START

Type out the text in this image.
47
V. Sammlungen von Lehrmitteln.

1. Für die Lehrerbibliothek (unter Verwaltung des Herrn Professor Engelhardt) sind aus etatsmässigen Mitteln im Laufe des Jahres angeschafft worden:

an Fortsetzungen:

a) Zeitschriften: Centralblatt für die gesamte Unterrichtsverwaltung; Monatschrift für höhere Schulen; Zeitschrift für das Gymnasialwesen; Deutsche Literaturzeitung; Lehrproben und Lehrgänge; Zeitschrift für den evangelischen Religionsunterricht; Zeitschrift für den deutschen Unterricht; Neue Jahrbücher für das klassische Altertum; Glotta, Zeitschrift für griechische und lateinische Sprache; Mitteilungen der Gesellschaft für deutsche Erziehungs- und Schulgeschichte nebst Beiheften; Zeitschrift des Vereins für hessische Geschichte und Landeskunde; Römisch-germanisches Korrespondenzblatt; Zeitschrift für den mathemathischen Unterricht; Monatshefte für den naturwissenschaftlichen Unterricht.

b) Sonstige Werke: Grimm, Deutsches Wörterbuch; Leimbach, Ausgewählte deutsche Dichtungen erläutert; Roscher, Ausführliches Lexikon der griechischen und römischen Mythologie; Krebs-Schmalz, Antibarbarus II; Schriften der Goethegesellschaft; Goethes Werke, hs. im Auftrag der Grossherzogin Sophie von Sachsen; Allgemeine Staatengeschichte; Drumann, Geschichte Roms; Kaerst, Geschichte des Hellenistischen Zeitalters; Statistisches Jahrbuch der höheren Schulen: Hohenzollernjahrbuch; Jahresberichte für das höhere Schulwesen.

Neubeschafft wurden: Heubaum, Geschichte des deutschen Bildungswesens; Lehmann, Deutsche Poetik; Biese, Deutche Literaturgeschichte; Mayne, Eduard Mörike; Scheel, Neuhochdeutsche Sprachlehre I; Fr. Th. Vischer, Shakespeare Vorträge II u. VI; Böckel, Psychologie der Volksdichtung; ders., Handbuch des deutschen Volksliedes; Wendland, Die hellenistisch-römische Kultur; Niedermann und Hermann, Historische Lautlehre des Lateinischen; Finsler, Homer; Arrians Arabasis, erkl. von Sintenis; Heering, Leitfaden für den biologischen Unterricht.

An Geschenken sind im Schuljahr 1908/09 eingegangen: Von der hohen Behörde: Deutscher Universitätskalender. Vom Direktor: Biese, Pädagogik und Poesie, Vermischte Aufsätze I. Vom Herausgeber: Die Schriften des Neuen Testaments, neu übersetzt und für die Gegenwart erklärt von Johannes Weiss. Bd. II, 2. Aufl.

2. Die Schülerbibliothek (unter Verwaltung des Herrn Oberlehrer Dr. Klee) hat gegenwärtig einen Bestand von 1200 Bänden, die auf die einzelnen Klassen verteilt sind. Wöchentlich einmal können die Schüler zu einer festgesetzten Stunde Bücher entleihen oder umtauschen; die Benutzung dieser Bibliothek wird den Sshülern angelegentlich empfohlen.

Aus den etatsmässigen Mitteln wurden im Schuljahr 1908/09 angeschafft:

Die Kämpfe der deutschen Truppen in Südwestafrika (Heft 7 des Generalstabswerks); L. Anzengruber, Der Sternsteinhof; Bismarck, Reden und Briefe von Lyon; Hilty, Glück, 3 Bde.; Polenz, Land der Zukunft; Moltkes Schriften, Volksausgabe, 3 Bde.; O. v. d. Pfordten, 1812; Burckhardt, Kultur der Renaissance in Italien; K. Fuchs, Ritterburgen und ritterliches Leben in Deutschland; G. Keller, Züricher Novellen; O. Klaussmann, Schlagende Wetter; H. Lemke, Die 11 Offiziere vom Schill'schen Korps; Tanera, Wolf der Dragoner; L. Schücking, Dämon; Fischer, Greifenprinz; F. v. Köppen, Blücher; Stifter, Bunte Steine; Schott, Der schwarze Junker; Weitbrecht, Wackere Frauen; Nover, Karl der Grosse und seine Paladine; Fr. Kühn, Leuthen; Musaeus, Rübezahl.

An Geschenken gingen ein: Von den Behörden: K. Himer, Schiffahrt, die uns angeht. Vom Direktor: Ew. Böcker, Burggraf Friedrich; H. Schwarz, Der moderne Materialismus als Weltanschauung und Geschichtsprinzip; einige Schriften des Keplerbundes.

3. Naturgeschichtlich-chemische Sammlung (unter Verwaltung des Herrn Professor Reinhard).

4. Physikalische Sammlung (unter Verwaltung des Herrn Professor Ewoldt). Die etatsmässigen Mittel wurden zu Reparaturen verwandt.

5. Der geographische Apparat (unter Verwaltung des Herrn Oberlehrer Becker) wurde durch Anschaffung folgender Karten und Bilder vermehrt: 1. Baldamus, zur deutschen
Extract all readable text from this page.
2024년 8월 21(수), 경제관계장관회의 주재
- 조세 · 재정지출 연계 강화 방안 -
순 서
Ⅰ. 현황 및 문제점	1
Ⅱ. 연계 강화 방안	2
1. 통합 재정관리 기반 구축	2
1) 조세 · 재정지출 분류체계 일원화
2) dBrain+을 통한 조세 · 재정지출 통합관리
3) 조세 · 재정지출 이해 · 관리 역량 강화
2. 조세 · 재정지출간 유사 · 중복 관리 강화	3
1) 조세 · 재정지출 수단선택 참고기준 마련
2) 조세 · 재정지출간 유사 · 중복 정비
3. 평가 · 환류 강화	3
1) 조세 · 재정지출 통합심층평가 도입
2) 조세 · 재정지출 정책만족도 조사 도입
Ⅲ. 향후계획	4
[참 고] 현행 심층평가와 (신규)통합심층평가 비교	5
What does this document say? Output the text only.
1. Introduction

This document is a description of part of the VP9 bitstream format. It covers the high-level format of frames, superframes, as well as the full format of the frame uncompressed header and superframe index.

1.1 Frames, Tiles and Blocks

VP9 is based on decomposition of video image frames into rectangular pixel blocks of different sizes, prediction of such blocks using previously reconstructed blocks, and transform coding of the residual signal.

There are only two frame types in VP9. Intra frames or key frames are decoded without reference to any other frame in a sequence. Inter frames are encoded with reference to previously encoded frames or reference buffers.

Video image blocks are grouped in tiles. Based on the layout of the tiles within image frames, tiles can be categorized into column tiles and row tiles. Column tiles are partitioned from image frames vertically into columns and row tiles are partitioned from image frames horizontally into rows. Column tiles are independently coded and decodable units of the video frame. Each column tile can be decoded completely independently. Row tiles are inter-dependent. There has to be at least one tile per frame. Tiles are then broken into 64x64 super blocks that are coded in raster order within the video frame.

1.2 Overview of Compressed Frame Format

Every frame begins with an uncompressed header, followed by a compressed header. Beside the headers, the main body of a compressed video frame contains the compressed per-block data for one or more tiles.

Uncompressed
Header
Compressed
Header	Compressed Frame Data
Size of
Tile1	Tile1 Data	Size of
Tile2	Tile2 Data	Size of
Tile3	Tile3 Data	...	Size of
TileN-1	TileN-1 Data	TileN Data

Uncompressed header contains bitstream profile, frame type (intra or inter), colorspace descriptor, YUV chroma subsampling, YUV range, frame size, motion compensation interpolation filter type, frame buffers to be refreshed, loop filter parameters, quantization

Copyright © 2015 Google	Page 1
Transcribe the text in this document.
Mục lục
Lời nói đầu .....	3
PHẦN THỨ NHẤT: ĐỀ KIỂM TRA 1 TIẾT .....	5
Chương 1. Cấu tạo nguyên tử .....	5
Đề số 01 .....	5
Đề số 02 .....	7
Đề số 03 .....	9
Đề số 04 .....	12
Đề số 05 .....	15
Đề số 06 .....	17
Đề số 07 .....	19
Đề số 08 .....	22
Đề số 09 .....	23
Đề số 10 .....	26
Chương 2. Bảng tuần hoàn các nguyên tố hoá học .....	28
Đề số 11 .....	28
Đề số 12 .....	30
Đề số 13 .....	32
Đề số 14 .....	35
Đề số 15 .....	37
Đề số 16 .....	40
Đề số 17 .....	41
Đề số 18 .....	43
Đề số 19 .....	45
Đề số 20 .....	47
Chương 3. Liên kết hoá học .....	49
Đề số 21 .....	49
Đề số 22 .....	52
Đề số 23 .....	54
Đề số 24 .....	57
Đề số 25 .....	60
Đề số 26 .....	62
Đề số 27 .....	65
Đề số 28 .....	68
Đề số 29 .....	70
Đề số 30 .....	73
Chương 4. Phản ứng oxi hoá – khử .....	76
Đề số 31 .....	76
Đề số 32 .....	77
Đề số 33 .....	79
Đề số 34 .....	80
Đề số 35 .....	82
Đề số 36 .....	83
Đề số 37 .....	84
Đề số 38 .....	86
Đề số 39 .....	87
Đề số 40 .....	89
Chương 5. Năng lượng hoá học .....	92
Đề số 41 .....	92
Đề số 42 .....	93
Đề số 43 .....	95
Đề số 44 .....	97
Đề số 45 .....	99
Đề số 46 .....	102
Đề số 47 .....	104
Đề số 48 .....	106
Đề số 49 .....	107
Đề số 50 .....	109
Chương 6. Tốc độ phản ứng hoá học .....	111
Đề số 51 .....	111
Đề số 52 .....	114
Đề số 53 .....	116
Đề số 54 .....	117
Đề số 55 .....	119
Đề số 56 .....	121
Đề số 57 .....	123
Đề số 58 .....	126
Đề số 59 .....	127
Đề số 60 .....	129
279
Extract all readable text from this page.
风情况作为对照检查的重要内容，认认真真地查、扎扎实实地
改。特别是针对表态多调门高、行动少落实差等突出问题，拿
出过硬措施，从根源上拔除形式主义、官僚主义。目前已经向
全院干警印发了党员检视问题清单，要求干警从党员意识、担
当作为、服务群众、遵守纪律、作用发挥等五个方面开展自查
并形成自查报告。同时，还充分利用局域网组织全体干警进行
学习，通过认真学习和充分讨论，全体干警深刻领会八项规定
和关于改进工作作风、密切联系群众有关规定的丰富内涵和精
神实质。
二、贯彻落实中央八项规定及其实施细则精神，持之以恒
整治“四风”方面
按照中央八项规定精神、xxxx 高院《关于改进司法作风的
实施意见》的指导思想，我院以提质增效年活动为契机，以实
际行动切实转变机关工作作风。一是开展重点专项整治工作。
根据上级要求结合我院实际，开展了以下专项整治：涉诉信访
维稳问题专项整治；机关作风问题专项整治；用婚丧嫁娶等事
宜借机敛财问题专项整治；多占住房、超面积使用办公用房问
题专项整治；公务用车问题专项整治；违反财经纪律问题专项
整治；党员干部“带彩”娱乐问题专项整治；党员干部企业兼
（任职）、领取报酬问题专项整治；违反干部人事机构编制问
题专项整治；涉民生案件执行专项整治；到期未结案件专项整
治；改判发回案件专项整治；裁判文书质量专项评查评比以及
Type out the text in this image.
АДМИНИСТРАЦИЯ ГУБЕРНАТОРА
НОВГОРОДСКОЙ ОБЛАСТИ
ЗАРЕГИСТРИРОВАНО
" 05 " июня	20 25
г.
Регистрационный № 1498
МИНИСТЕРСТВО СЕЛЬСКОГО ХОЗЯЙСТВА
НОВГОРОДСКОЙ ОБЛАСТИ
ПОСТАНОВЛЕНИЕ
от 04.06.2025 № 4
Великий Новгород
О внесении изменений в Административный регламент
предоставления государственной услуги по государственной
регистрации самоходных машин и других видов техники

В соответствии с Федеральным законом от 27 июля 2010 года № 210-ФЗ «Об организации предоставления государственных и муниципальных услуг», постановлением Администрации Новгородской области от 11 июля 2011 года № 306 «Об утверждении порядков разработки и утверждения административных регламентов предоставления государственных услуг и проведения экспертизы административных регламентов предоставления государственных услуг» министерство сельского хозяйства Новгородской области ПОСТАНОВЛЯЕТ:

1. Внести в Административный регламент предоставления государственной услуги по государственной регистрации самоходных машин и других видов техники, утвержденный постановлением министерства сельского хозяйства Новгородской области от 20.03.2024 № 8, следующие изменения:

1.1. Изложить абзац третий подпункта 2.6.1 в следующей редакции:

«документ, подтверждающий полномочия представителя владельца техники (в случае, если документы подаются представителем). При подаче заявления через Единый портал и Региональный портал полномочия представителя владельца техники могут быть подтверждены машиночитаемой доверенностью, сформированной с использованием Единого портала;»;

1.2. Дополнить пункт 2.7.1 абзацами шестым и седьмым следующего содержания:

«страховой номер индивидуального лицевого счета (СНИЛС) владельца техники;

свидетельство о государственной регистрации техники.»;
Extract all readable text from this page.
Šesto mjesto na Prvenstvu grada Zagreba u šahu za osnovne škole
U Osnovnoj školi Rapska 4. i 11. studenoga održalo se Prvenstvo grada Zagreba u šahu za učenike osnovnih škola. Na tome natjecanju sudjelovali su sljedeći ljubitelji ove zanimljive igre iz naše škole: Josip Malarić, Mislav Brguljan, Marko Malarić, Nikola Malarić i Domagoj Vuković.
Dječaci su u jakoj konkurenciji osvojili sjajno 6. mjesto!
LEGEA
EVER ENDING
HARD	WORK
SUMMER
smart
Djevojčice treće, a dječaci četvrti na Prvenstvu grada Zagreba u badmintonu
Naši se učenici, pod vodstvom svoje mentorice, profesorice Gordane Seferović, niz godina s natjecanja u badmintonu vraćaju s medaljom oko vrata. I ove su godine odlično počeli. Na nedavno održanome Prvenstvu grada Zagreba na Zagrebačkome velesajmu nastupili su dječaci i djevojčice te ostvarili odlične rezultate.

END

**Stated task:**
Return each line of the data that contains the string "badmintonu".

**Finished task:**
Djevojčice treće, a dječaci četvrti na Prvenstvu grada Zagreba u badmintonu
Naši se učenici, pod vodstvom svoje mentorice, profesorice Gordane Seferović, niz godina s natjecanja u badmintonu vraćaju s medaljom oko vrata. I ove su godine odlično počeli. Na nedavno održanome Prvenstvu grada Zagreba na Zagrebačkome velesajmu nastupili su dječaci i djevojčice te ostvarili odlične rezultate.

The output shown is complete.